WORK TO COMPLETE:
Extract, from the records beneath this instruction, each line that contains the word "name".

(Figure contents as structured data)
··········

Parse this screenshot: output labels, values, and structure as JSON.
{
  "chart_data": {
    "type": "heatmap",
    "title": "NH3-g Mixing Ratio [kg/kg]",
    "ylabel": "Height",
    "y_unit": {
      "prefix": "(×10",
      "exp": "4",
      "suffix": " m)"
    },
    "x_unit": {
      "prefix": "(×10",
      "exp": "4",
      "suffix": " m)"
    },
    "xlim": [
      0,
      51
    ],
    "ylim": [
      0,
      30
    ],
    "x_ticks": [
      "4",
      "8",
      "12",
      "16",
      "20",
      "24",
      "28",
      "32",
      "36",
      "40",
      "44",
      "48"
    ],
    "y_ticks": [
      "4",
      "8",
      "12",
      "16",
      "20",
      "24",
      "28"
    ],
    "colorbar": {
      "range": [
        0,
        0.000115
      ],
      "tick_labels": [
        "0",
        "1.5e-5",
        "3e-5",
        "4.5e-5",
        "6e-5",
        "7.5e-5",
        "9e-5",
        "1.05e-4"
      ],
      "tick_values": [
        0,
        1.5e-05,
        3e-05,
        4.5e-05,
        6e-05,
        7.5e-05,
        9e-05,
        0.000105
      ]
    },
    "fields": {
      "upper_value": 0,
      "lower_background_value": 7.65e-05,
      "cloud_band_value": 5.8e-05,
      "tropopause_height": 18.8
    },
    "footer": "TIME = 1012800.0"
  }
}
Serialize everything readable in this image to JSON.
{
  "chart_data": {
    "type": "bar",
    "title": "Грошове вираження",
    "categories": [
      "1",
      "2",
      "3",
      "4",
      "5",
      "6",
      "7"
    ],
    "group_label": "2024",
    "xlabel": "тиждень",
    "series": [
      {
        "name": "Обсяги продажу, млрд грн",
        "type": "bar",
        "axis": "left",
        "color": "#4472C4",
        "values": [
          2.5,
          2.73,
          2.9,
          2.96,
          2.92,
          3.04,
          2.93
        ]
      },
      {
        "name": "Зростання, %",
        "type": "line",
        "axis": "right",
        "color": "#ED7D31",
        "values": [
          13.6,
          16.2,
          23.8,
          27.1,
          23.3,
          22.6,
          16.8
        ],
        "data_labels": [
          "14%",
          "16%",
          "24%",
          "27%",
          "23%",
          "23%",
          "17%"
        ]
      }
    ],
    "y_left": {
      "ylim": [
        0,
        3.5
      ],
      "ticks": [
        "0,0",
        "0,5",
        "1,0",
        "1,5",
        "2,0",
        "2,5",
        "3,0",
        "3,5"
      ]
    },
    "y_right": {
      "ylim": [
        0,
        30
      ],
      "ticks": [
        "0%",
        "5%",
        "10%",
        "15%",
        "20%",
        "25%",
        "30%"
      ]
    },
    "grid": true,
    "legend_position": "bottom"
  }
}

··········

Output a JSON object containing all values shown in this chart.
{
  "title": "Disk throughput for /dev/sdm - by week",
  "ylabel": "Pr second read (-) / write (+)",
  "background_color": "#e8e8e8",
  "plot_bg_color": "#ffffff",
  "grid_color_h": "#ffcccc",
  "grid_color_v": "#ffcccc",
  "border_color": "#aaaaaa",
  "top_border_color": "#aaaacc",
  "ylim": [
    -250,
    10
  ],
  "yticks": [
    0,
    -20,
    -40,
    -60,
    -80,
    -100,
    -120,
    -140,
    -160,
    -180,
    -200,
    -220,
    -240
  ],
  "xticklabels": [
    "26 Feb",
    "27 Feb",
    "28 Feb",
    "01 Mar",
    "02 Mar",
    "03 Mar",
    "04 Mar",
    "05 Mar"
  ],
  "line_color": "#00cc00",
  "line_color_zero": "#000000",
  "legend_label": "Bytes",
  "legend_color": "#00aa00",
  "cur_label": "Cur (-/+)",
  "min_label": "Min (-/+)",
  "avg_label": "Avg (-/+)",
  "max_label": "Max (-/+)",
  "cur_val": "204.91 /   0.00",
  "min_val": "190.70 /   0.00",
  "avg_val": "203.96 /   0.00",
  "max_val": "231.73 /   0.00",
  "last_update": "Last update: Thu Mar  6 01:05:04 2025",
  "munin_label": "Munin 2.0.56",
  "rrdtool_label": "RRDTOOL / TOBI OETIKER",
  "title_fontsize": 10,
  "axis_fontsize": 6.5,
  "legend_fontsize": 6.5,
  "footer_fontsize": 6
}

··········

FULL OUTPUT:
        "name": "Обсяги продажу, млрд грн",
        "name": "Зростання, %",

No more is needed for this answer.